Please say how many lines of the listing hold "United", with no other words in the answer.
# Start of LISTED ENTRIES
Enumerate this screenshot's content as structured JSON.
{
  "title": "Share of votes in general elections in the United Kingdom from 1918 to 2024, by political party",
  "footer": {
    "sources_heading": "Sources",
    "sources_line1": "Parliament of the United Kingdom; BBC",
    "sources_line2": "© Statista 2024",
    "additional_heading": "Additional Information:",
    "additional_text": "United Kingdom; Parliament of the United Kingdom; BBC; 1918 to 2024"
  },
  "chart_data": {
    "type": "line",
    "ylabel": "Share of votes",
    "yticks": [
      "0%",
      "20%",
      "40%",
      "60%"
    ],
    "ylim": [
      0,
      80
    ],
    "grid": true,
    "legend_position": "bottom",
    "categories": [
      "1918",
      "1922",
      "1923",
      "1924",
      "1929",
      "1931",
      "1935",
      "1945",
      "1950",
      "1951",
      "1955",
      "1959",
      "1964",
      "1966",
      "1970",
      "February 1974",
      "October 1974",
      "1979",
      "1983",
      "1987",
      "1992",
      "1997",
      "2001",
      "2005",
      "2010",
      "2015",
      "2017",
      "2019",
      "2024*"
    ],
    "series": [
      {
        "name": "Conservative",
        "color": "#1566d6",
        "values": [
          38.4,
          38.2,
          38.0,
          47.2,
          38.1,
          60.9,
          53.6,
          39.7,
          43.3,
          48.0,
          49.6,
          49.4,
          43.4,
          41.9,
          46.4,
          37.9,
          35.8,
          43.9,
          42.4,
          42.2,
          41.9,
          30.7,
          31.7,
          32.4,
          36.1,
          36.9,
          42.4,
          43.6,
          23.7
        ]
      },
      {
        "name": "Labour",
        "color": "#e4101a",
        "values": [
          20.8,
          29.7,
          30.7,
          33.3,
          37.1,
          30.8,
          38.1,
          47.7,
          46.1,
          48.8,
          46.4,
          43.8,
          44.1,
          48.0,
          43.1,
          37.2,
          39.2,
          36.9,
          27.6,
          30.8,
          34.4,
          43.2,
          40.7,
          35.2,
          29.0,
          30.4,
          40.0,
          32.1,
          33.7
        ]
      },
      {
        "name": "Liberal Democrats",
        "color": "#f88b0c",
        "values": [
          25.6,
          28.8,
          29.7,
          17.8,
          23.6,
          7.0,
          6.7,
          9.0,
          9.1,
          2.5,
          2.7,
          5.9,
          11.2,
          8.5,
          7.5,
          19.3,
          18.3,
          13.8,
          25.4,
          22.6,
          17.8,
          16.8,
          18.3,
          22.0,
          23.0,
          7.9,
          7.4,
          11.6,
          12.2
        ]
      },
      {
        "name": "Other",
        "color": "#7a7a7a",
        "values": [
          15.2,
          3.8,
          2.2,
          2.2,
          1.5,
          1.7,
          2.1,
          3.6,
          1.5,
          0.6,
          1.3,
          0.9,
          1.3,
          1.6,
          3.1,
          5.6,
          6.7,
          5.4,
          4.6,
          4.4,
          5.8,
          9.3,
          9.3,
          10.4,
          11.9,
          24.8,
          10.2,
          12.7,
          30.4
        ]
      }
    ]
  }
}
# End of LISTED ENTRIES
● EXERCISE SOLUTION: 3